Exercise prompt
Work out how many lines of the listing hold the string "title", then answer with that number and nothing else.

___ Listing

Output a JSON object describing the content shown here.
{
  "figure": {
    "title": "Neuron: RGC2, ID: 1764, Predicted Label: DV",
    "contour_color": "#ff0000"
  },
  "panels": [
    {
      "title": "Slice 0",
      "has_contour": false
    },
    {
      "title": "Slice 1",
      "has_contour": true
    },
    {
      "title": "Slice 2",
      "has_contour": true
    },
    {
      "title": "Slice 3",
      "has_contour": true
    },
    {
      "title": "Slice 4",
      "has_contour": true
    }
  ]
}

______

Finished exercise
6